* Begin *
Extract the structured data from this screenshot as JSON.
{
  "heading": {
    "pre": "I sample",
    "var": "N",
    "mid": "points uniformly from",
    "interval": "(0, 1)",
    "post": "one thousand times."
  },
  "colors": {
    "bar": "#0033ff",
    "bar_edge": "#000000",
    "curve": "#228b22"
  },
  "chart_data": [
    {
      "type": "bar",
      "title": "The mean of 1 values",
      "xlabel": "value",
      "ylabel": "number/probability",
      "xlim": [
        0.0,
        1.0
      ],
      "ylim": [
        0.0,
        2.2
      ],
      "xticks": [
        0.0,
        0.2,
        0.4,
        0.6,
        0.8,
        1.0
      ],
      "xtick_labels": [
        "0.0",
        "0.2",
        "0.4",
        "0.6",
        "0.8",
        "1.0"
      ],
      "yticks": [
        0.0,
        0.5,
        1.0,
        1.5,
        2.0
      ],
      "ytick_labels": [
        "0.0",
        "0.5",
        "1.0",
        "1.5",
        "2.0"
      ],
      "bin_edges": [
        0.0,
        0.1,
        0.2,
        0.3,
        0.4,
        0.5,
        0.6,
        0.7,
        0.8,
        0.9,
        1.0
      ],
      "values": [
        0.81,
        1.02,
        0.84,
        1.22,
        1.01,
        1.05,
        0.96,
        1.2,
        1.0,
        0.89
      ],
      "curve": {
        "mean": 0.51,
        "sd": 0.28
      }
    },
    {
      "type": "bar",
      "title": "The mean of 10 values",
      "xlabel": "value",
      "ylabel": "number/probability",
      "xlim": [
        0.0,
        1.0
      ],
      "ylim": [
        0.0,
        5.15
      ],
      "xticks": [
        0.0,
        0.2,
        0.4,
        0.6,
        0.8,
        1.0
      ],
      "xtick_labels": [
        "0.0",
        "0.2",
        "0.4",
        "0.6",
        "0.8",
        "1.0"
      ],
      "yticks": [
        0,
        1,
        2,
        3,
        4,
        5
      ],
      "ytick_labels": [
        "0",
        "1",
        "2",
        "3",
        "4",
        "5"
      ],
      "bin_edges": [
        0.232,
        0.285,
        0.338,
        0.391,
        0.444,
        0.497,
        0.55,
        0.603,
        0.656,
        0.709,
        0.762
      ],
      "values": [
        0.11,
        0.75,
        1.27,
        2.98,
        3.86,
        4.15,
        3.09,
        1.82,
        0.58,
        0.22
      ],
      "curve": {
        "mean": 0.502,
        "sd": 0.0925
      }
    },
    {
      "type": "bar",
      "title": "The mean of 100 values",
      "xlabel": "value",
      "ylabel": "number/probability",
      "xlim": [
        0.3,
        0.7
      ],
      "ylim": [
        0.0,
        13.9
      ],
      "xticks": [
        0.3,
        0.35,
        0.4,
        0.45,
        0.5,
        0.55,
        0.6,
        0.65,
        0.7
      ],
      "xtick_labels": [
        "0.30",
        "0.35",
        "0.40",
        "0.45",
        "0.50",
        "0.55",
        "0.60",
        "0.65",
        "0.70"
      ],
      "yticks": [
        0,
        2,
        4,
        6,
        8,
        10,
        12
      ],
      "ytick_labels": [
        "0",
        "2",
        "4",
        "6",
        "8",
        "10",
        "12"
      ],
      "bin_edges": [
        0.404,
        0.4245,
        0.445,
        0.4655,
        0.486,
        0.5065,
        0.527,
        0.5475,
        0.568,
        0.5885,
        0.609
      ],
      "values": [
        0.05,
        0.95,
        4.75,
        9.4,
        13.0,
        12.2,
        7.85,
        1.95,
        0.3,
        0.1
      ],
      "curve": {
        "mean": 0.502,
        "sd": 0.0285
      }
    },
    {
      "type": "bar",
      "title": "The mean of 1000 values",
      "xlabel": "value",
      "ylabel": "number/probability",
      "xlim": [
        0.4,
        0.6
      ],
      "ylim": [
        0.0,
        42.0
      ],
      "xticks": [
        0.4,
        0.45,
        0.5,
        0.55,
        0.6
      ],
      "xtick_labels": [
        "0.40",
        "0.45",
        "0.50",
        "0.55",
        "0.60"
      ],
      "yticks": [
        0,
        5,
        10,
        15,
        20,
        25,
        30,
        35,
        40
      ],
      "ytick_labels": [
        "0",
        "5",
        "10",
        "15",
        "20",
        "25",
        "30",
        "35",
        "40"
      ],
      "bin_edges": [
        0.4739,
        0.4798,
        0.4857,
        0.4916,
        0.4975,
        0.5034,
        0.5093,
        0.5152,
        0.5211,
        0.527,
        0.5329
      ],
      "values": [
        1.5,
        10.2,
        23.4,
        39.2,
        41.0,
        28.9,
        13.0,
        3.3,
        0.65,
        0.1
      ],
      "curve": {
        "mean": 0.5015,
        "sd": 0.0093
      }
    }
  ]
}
* End *
- _INSTRUCTION_
Pick out each line in the material containing "title".

- _EXERCISE ANSWER_
      "title": "The mean of 1 values",
      "title": "The mean of 10 values",
      "title": "The mean of 100 values",
      "title": "The mean of 1000 values",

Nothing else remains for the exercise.